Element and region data
________________________

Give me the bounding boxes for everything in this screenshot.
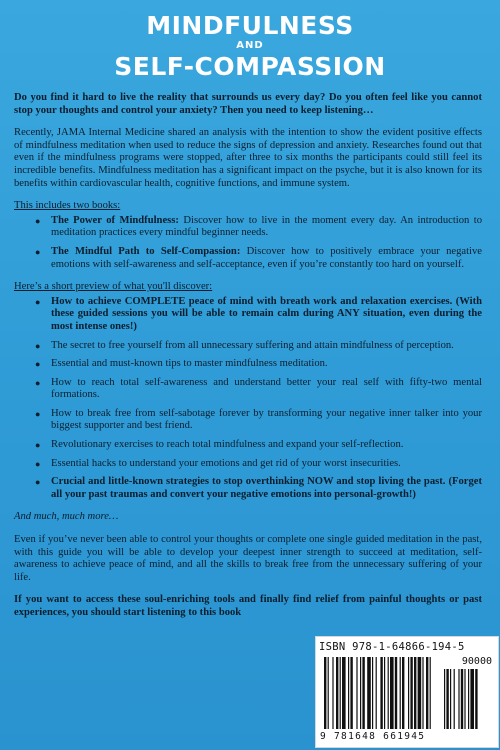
book-item xyxy=(51,215,482,240)
jama-paragraph: Recently, JAMA Internal Medicine shared an analysis with the intention to show the evident positive effects of mindfulness meditation when used to reduce the signs of depression and anxiety. Researches found out that even if the mindfulness programs were stopped, after three to six months the participants could still feel its incredible benefits. Mindfulness meditation has a significant impact on the psyche, but it is also known for its benefits within cardiovascular health, cognitive functions, and immune system. xyxy=(14,127,482,189)
book-title: The Power of Mindfulness: xyxy=(51,214,179,226)
preview-item: ● Essential and must-known tips to master mindfulness meditation. xyxy=(51,358,482,371)
intro-question: Do you find it hard to live the reality that surrounds us every day? Do you often feel like you cannot stop your thoughts and control your anxiety? Then you need to keep listening… xyxy=(14,92,482,116)
books-heading: This includes two books: xyxy=(14,200,121,212)
preview-item: ● Essential hacks to understand your emotions and get rid of your worst insecurities. xyxy=(51,458,482,471)
barcode-icon xyxy=(322,657,492,731)
barcode-digits: 9 781648 661945 xyxy=(320,731,426,742)
preview-list xyxy=(14,296,482,502)
book-description: Discover how to live in the moment every day. An introduction to meditation practices every mindful beginner needs. xyxy=(51,214,482,239)
and-more: And much, much more… xyxy=(14,511,119,523)
isbn-number: ISBN 978-1-64866-194-5 xyxy=(319,641,465,653)
book-title: The Mindful Path to Self-Compassion: xyxy=(51,245,241,257)
preview-item: ● How to reach total self-awareness and understand better your real self with fifty-two mental formations. xyxy=(51,377,482,402)
title-line-1: MINDFULNESS xyxy=(146,11,354,40)
preview-item: ● How to achieve COMPLETE peace of mind with breath work and relaxation exercises. (With these guided sessions you will be able to remain calm during ANY situation, even during the most intense ones!) xyxy=(51,296,482,334)
book-item xyxy=(51,246,482,271)
book-description: Discover how to positively embrace your negative emotions with self-awareness and self-acceptance, even if you’re constantly too hard on yourself. xyxy=(51,245,482,270)
title-line-2: SELF-COMPASSION xyxy=(114,52,386,81)
call-to-action: If you want to access these soul-enriching tools and finally find relief from painful thoughts or past experiences, you should start listening to this book xyxy=(14,594,482,618)
preview-item: ● The secret to free yourself from all unnecessary suffering and attain mindfulness of perception. xyxy=(51,340,482,353)
preview-item: ● Revolutionary exercises to reach total mindfulness and expand your self-reflection. xyxy=(51,439,482,452)
preview-heading: Here’s a short preview of what you'll discover: xyxy=(14,281,213,293)
back-cover-text xyxy=(14,92,482,630)
closing-paragraph: Even if you’ve never been able to control your thoughts or complete one single guided meditation in the past, with this guide you will be able to develop your deepest inner strength to succeed at meditation, self-awareness to achieve peace of mind, and all the skills to break free from the unnecessary suffering of your life. xyxy=(14,534,482,583)
title-and: AND xyxy=(236,40,264,51)
cover-title xyxy=(0,12,500,80)
price-code: 90000 xyxy=(461,656,492,667)
preview-item: ● Crucial and little-known strategies to stop overthinking NOW and stop living the past. (Forget all your past traumas and convert your negative emotions into personal-growth!) xyxy=(51,476,482,501)
preview-item: ● How to break free from self-sabotage forever by transforming your negative inner talker into your biggest supporter and best friend. xyxy=(51,408,482,433)
books-list xyxy=(14,215,482,271)
isbn-barcode xyxy=(315,636,499,748)
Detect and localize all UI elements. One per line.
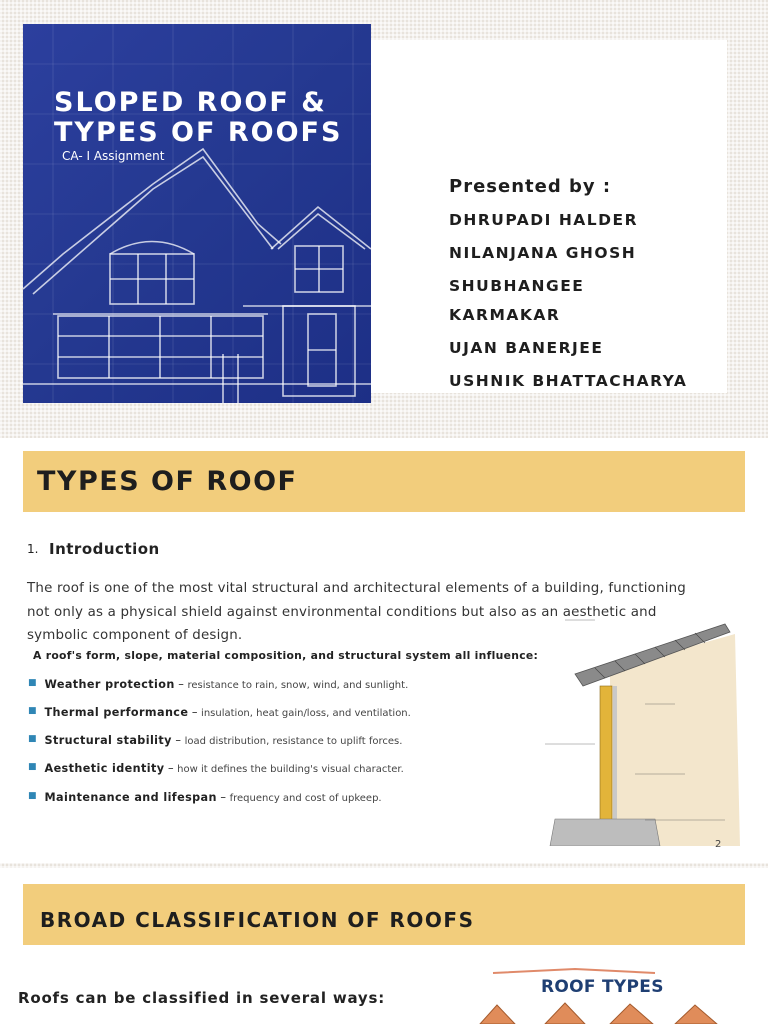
section-number: 1. [27, 542, 39, 556]
presenter-name: DHRUPADI HALDER [449, 211, 639, 229]
list-item [28, 706, 411, 719]
bullet-description: resistance to rain, snow, wind, and sunlight. [187, 680, 409, 691]
presenter-name: UJAN BANERJEE [449, 339, 604, 357]
bullet-label: Structural stability [44, 734, 172, 747]
classification-intro-text: Roofs can be classified in several ways: [18, 989, 386, 1007]
presentation-title [54, 88, 342, 148]
bullet-description: load distribution, resistance to uplift forces. [184, 736, 403, 747]
presenter-name: SHUBHANGEE [449, 277, 585, 295]
bullet-label: Maintenance and lifespan [44, 791, 217, 804]
bullet-label: Weather protection [44, 678, 175, 691]
slide-heading: TYPES OF ROOF [37, 466, 298, 497]
bullet-icon: ■ [28, 791, 37, 801]
list-item [28, 734, 402, 747]
blueprint-house-image [23, 24, 371, 403]
presenter-name: USHNIK BHATTACHARYA [449, 372, 688, 390]
list-item [28, 762, 404, 775]
bullet-separator: – [174, 678, 188, 691]
presenter-name: NILANJANA GHOSH [449, 244, 637, 262]
lead-sentence: A roof's form, slope, material composition, and structural system all influence: [33, 649, 539, 662]
bullet-separator: – [171, 734, 185, 747]
bullet-description: insulation, heat gain/loss, and ventilation. [201, 708, 411, 719]
presentation-subtitle: CA- I Assignment [62, 149, 165, 163]
wall-section-drawing [535, 614, 740, 846]
list-item [28, 791, 382, 804]
bullet-description: frequency and cost of upkeep. [229, 793, 382, 804]
paragraph-line: The roof is one of the most vital structural and architectural elements of a building, functioning [27, 581, 686, 596]
bullet-icon: ■ [28, 678, 37, 688]
bullet-icon: ■ [28, 734, 37, 744]
bullet-separator: – [216, 791, 230, 804]
presented-by-label: Presented by : [449, 176, 612, 197]
bullet-label: Aesthetic identity [44, 762, 165, 775]
title-line-2: TYPES OF ROOFS [54, 117, 343, 148]
roof-wall-section-diagram [535, 614, 740, 846]
bullet-separator: – [164, 762, 178, 775]
title-line-1: SLOPED ROOF & [54, 87, 327, 118]
paragraph-line: not only as a physical shield against environmental conditions but also as an aesthetic and [27, 604, 657, 620]
roof-types-title: ROOF TYPES [541, 977, 664, 997]
presenter-name: KARMAKAR [449, 306, 561, 324]
bullet-label: Thermal performance [44, 706, 189, 719]
blueprint-drawing [23, 24, 371, 403]
slide-heading: BROAD CLASSIFICATION OF ROOFS [40, 908, 475, 932]
bullet-icon: ■ [28, 706, 37, 716]
section-title: Introduction [49, 540, 160, 558]
bullet-description: how it defines the building's visual character. [177, 764, 404, 775]
bullet-icon: ■ [28, 762, 37, 772]
bullet-separator: – [188, 706, 202, 719]
paragraph-line: symbolic component of design. [27, 628, 243, 643]
list-item [28, 678, 408, 691]
page-number: 2 [715, 839, 722, 850]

________________________

Copy every line of the records above, unchanged, but leave out the pictures.

Result for this task
Give me the bounding boxes for everything in this screenshot.
book-item xyxy=(51,215,482,240)
jama-paragraph: Recently, JAMA Internal Medicine shared an analysis with the intention to show the evident positive effects of mindfulness meditation when used to reduce the signs of depression and anxiety. Researches found out that even if the mindfulness programs were stopped, after three to six months the participants could still feel its incredible benefits. Mindfulness meditation has a significant impact on the psyche, but it is also known for its benefits within cardiovascular health, cognitive functions, and immune system. xyxy=(14,127,482,189)
book-title: The Power of Mindfulness: xyxy=(51,214,179,226)
preview-item: ● Essential and must-known tips to master mindfulness meditation. xyxy=(51,358,482,371)
intro-question: Do you find it hard to live the reality that surrounds us every day? Do you often feel like you cannot stop your thoughts and control your anxiety? Then you need to keep listening… xyxy=(14,92,482,116)
books-heading: This includes two books: xyxy=(14,200,121,212)
preview-item: ● Essential hacks to understand your emotions and get rid of your worst insecurities. xyxy=(51,458,482,471)
barcode-icon xyxy=(322,657,492,731)
barcode-digits: 9 781648 661945 xyxy=(320,731,426,742)
preview-list xyxy=(14,296,482,502)
book-description: Discover how to live in the moment every day. An introduction to meditation practices every mindful beginner needs. xyxy=(51,214,482,239)
and-more: And much, much more… xyxy=(14,511,119,523)
isbn-number: ISBN 978-1-64866-194-5 xyxy=(319,641,465,653)
book-title: The Mindful Path to Self-Compassion: xyxy=(51,245,241,257)
preview-item: ● How to reach total self-awareness and understand better your real self with fifty-two mental formations. xyxy=(51,377,482,402)
title-line-1: MINDFULNESS xyxy=(146,11,354,40)
preview-item: ● How to achieve COMPLETE peace of mind with breath work and relaxation exercises. (With these guided sessions you will be able to remain calm during ANY situation, even during the most intense ones!) xyxy=(51,296,482,334)
book-item xyxy=(51,246,482,271)
book-description: Discover how to positively embrace your negative emotions with self-awareness and self-acceptance, even if you’re constantly too hard on yourself. xyxy=(51,245,482,270)
title-line-2: SELF-COMPASSION xyxy=(114,52,386,81)
call-to-action: If you want to access these soul-enriching tools and finally find relief from painful thoughts or past experiences, you should start listening to this book xyxy=(14,594,482,618)
preview-item: ● The secret to free yourself from all unnecessary suffering and attain mindfulness of perception. xyxy=(51,340,482,353)
preview-item: ● Revolutionary exercises to reach total mindfulness and expand your self-reflection. xyxy=(51,439,482,452)
preview-heading: Here’s a short preview of what you'll discover: xyxy=(14,281,213,293)
back-cover-text xyxy=(14,92,482,630)
closing-paragraph: Even if you’ve never been able to control your thoughts or complete one single guided meditation in the past, with this guide you will be able to develop your deepest inner strength to succeed at meditation, self-awareness to achieve peace of mind, and all the skills to break free from the unnecessary suffering of your life. xyxy=(14,534,482,583)
title-and: AND xyxy=(236,40,264,51)
cover-title xyxy=(0,12,500,80)
price-code: 90000 xyxy=(461,656,492,667)
preview-item: ● Crucial and little-known strategies to stop overthinking NOW and stop living the past. (Forget all your past traumas and convert your negative emotions into personal-growth!) xyxy=(51,476,482,501)
preview-item: ● How to break free from self-sabotage forever by transforming your negative inner talker into your biggest supporter and best friend. xyxy=(51,408,482,433)
books-list xyxy=(14,215,482,271)
isbn-barcode xyxy=(315,636,499,748)
Detect and localize all UI elements. One per line.
section-number: 1. [27, 542, 39, 556]
presenter-name: DHRUPADI HALDER [449, 211, 639, 229]
list-item [28, 706, 411, 719]
bullet-description: resistance to rain, snow, wind, and sunlight. [187, 680, 409, 691]
presenter-name: UJAN BANERJEE [449, 339, 604, 357]
bullet-label: Structural stability [44, 734, 172, 747]
classification-intro-text: Roofs can be classified in several ways: [18, 989, 386, 1007]
presentation-title [54, 88, 342, 148]
bullet-description: load distribution, resistance to uplift forces. [184, 736, 403, 747]
presenter-name: SHUBHANGEE [449, 277, 585, 295]
bullet-label: Maintenance and lifespan [44, 791, 217, 804]
bullet-label: Weather protection [44, 678, 175, 691]
slide-heading: TYPES OF ROOF [37, 466, 298, 497]
bullet-icon: ■ [28, 791, 37, 801]
list-item [28, 734, 402, 747]
blueprint-house-image [23, 24, 371, 403]
presenter-name: USHNIK BHATTACHARYA [449, 372, 688, 390]
list-item [28, 762, 404, 775]
bullet-separator: – [174, 678, 188, 691]
presenter-name: NILANJANA GHOSH [449, 244, 637, 262]
lead-sentence: A roof's form, slope, material composition, and structural system all influence: [33, 649, 539, 662]
bullet-separator: – [171, 734, 185, 747]
bullet-description: insulation, heat gain/loss, and ventilation. [201, 708, 411, 719]
presentation-subtitle: CA- I Assignment [62, 149, 165, 163]
wall-section-drawing [535, 614, 740, 846]
list-item [28, 791, 382, 804]
bullet-description: frequency and cost of upkeep. [229, 793, 382, 804]
paragraph-line: The roof is one of the most vital structural and architectural elements of a building, functioning [27, 581, 686, 596]
bullet-icon: ■ [28, 678, 37, 688]
bullet-icon: ■ [28, 734, 37, 744]
bullet-separator: – [216, 791, 230, 804]
presented-by-label: Presented by : [449, 176, 612, 197]
bullet-label: Aesthetic identity [44, 762, 165, 775]
title-line-2: TYPES OF ROOFS [54, 117, 343, 148]
roof-wall-section-diagram [535, 614, 740, 846]
bullet-separator: – [164, 762, 178, 775]
title-line-1: SLOPED ROOF & [54, 87, 327, 118]
paragraph-line: not only as a physical shield against environmental conditions but also as an aesthetic and [27, 604, 657, 620]
roof-types-title: ROOF TYPES [541, 977, 664, 997]
presenter-name: KARMAKAR [449, 306, 561, 324]
bullet-label: Thermal performance [44, 706, 189, 719]
blueprint-drawing [23, 24, 371, 403]
slide-heading: BROAD CLASSIFICATION OF ROOFS [40, 908, 475, 932]
bullet-icon: ■ [28, 706, 37, 716]
section-title: Introduction [49, 540, 160, 558]
bullet-description: how it defines the building's visual character. [177, 764, 404, 775]
bullet-icon: ■ [28, 762, 37, 772]
bullet-separator: – [188, 706, 202, 719]
paragraph-line: symbolic component of design. [27, 628, 243, 643]
list-item [28, 678, 408, 691]
page-number: 2 [715, 839, 722, 850]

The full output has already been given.